#### Written request:
Pick out each line below containing "Tubing".

#### Data entries:
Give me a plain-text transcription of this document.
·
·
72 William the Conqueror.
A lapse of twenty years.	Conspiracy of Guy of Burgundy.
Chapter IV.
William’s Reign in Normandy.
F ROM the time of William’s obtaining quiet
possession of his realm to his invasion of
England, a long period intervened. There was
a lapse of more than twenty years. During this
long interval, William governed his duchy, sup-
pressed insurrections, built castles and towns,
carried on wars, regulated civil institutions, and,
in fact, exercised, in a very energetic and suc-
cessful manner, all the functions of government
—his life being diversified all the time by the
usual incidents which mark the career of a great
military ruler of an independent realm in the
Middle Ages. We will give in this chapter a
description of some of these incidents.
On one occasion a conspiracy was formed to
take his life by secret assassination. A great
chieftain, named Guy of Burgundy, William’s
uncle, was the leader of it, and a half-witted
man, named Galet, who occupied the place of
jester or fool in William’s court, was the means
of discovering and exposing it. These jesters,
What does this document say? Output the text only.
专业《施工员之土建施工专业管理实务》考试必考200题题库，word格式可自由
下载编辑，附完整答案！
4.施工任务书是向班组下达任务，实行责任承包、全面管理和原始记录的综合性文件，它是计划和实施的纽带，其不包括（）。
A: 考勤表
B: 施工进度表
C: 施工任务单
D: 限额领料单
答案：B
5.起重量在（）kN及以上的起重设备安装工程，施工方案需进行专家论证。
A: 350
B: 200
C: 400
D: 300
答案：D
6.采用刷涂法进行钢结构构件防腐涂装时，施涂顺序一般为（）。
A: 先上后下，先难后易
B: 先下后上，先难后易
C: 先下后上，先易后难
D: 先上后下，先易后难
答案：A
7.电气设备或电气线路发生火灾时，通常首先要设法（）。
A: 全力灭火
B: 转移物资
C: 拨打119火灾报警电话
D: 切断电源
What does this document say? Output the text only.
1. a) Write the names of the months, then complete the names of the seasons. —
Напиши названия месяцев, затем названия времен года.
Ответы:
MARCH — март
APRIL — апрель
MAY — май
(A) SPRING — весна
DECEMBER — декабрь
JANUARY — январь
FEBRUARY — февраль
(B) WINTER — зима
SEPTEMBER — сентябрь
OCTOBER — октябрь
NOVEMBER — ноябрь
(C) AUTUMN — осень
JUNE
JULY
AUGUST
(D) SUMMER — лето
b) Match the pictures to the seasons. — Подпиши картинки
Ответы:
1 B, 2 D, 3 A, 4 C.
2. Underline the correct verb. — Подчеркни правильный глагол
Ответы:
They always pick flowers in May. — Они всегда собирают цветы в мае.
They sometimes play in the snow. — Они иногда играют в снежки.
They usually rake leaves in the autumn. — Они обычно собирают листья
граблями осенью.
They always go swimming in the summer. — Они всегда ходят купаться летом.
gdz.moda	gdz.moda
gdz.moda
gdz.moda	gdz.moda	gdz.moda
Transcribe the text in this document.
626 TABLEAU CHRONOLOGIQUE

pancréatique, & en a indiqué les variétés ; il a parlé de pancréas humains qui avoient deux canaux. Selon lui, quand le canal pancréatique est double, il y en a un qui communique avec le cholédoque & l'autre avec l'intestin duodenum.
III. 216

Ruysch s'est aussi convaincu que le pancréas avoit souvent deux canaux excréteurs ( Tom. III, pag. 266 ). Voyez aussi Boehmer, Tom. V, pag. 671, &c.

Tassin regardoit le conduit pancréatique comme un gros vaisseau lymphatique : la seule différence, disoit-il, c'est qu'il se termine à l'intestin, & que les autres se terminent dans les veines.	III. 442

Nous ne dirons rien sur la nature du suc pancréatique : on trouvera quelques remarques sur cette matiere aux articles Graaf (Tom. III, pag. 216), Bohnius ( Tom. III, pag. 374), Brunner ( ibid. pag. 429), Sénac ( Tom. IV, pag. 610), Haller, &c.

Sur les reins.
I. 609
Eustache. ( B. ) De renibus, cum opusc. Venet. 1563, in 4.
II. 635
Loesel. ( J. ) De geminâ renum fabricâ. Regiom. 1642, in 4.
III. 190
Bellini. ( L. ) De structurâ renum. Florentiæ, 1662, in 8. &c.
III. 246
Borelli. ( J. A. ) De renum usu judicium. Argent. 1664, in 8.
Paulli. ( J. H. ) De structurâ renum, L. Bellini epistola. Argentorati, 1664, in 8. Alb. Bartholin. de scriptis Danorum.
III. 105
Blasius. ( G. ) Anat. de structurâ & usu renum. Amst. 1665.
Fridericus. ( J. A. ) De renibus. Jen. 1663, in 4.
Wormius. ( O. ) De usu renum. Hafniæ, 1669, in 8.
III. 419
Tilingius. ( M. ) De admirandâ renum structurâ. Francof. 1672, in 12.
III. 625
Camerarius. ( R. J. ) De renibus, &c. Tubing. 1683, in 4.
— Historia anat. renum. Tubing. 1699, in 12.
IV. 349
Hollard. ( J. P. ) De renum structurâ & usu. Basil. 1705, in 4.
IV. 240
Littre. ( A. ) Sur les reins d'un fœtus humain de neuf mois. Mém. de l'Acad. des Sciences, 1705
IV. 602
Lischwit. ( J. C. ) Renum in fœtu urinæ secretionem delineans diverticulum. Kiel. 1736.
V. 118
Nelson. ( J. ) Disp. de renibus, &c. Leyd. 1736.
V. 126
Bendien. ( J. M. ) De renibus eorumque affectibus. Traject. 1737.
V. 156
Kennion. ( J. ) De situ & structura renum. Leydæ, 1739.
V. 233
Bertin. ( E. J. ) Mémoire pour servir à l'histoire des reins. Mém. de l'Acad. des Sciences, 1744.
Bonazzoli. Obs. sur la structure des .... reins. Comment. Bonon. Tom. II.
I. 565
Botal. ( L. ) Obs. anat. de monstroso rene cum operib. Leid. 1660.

#### Full response:
Camerarius. ( R. J. ) De renibus, &c. Tubing. 1683, in 4.
— Historia anat. renum. Tubing. 1699, in 12.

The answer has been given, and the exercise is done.